**WHAT THIS TASK INVOLVES**: Extend the news article on federal rulings that uphold lethal injection, picking up after its final sentence.

**EXTRACTED TEXT**:

Federal judges uphold constitutionality of lethal injection

by mcardinal

Lauren Moye, FISM News

 

Two judges have made rulings that uphold the constitutionality of the death penalty despite lawsuits from inmates, saying that potential pain should free them from the fate.

An Arizona federal judge recently ruled that the constitutional right against cruel and unusual punishment does not mean death row inmates have a right to a pain-free execution, while a second federal judge in Oklahoma answered a similar argument against the Eighth Amendment yesterday, ruling that lethal injections are constitutional even if they don’t completely eliminate the pain of the final dose.

In Arizona, U.S. District Court Judge Michael Liburdi ruled against Frank Atwood on Saturday. The 66-year-old suffers from a degenerative spinal condition that prevents him from laying flat. He is now bound to a wheelchair. However, Atwood had the choice between lethal injection or a cyanide gas chamber. When he failed to provide input by the required date, the state’s default of lethal injection went into effect.

Atwood was arrested in 1984 under a kidnapping charge. A month later, the remains of 8-year-old Vicki Hoskinson were found in such condition that court documents say the cause of death could not be determined by experts. Atwood’s charges were elevated to murder. He is scheduled for execution tomorrow despite claims of innocence.

In a last-ditch attempt to delay the execution, his attorneys argued that being strapped to the gurney in his final moments would constitute cruel and unjust punishment due to his disease. Liburdi rejected this claim in his ruling, noting that the condemned man would be provided with a medical wedge and that the execution table could be tilted to “minimize the pain Plaintiff experiences when he lies on his back.” Additionally, the constitution “does not require a pain-free execution.”

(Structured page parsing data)
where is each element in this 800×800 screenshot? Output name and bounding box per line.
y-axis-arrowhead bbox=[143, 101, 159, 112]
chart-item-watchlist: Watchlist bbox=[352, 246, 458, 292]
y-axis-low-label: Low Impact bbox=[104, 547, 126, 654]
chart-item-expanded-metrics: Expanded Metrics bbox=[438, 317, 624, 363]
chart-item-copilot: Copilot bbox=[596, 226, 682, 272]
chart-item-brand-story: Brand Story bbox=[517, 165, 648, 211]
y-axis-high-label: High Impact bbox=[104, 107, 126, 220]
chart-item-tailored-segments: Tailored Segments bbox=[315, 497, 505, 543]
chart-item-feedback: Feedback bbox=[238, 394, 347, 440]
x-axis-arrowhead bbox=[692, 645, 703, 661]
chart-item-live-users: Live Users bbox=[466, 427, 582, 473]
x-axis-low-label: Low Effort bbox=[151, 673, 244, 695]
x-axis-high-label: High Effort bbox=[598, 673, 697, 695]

**RESULT OF THIS EXERCISE**:
Arizona has not used cyanide gas for execution in decades despite maintaining a working chamber. Additionally, there had been no executions done within the state from after a 2014 botched execution until May of this year.

On Monday, Judge Stephen Friot of the U.S. District Court for the Western District of Oklahoma ruled against 28 death row prisoners in a lethal injection challenge. The state uses a series of three injections in their process: midazolam as a sedative, vecuronium as a paralytic, and potassium chloride to stop the heart.

However, the death row prisoners argued that the shots still cause “constitutionally impermissible pain and suffering.”

Friot rejected the inmates’ claims and suggestions for alternate executions, like a firing squad, in a ruling that says the three-drug lethal injection method is constitutional. Friot wrote that the attorneys “fell well short of clearing the bar set by the Supreme Court” for their challenge.